WHAT YOU ARE ASKED TO DO:
Among the entries below, find the lines with "Variable" and copy them.

RAW DATA:
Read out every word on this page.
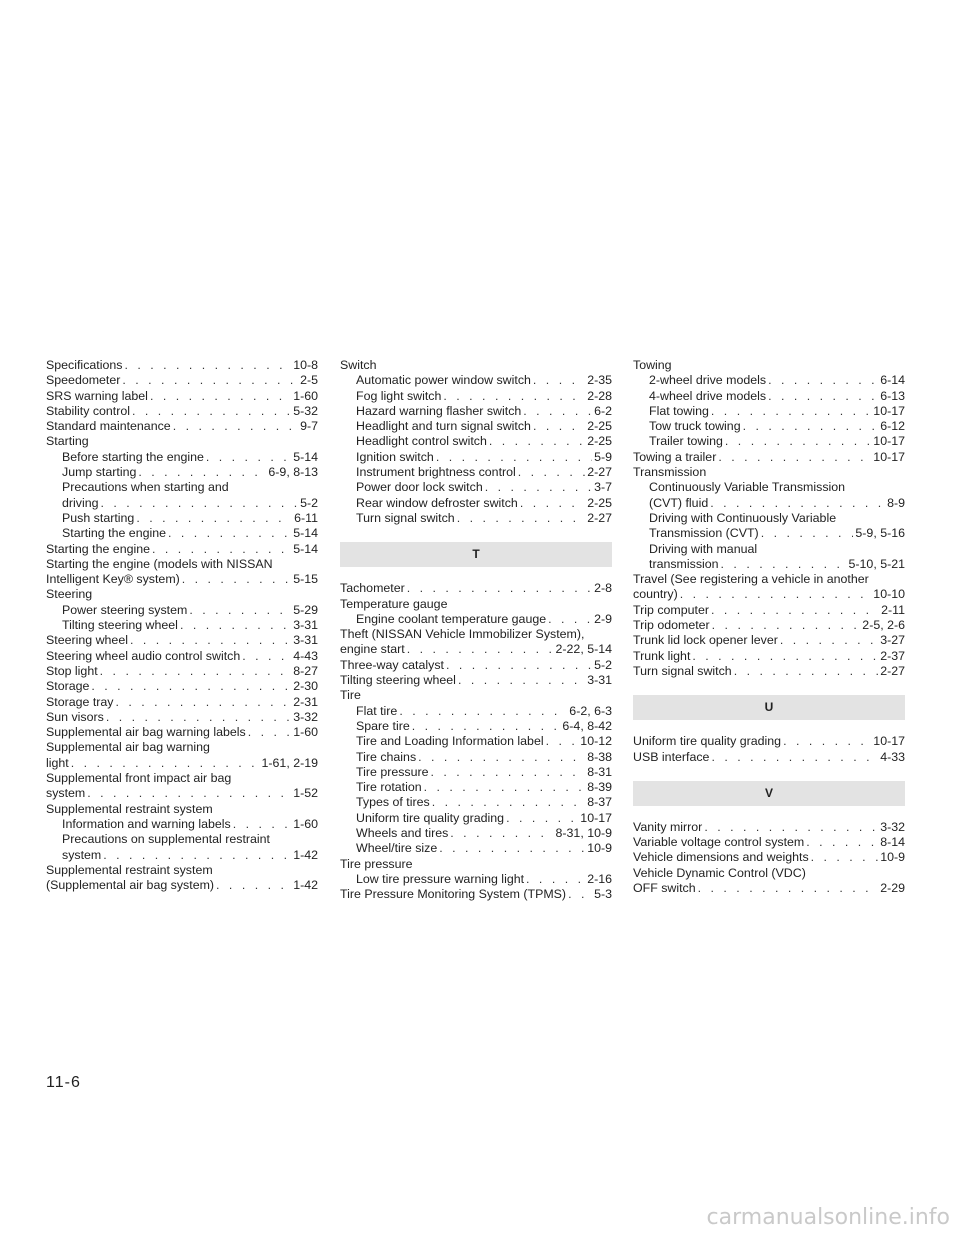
Specifications . . .	10-8
Speedometer . . .	2-5
SRS warning label . . .	1-60
Stability control . . .	5-32
Standard maintenance . . .	9-7
Starting
Before starting the engine . . .	5-14
Jump starting . . .	6-9, 8-13
Precautions when starting and
driving . . .	5-2
Push starting . . .	6-11
Starting the engine . . .	5-14
Starting the engine . . .	5-14
Starting the engine (models with NISSAN
Intelligent Key® system) . . .	5-15
Steering
Power steering system . . .	5-29
Tilting steering wheel . . .	3-31
Steering wheel . . .	3-31
Steering wheel audio control switch . . .	4-43
Stop light . . .	8-27
Storage . . .	2-30
Storage tray . . .	2-31
Sun visors . . .	3-32
Supplemental air bag warning labels . . .	1-60
Supplemental air bag warning
light . . .	1-61, 2-19
Supplemental front impact air bag
system . . .	1-52
Supplemental restraint system
Information and warning labels . . .	1-60
Precautions on supplemental restraint
system . . .	1-42
Supplemental restraint system
(Supplemental air bag system) . . .	1-42
Switch
Automatic power window switch . . .	2-35
Fog light switch . . .	2-28
Hazard warning flasher switch . . .	6-2
Headlight and turn signal switch . . .	2-25
Headlight control switch . . .	2-25
Ignition switch . . .	5-9
Instrument brightness control . . .	2-27
Power door lock switch . . .	3-7
Rear window defroster switch . . .	2-25
Turn signal switch . . .	2-27
T
Tachometer . . .	2-8
Temperature gauge
Engine coolant temperature gauge . . .	2-9
Theft (NISSAN Vehicle Immobilizer System),
engine start . . .	2-22, 5-14
Three-way catalyst . . .	5-2
Tilting steering wheel . . .	3-31
Tire
Flat tire . . .	6-2, 6-3
Spare tire . . .	6-4, 8-42
Tire and Loading Information label . . .	10-12
Tire chains . . .	8-38
Tire pressure . . .	8-31
Tire rotation . . .	8-39
Types of tires . . .	8-37
Uniform tire quality grading . . .	10-17
Wheels and tires . . .	8-31, 10-9
Wheel/tire size . . .	10-9
Tire pressure
Low tire pressure warning light . . .	2-16
Tire Pressure Monitoring System (TPMS) . . . 5-3
Towing
2-wheel drive models . . .	6-14
4-wheel drive models . . .	6-13
Flat towing . . .	10-17
Tow truck towing . . .	6-12
Trailer towing . . .	10-17
Towing a trailer . . .	10-17
Transmission
Continuously Variable Transmission
(CVT) fluid . . .	8-9
Driving with Continuously Variable
Transmission (CVT) . . .	5-9, 5-16
Driving with manual
transmission . . .	5-10, 5-21
Travel (See registering a vehicle in another
country) . . .	10-10
Trip computer . . .	2-11
Trip odometer . . .	2-5, 2-6
Trunk lid lock opener lever . . .	3-27
Trunk light . . .	2-37
Turn signal switch . . .	2-27
U
Uniform tire quality grading . . .	10-17
USB interface . . .	4-33
V
Vanity mirror . . .	3-32
Variable voltage control system . . .	8-14
Vehicle dimensions and weights . . .	10-9
Vehicle Dynamic Control (VDC)
OFF switch . . .	2-29
11-6
carmanualsonline.info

WORKED SOLUTION:
Continuously Variable Transmission
Driving with Continuously Variable
Variable voltage control system . . .	8-14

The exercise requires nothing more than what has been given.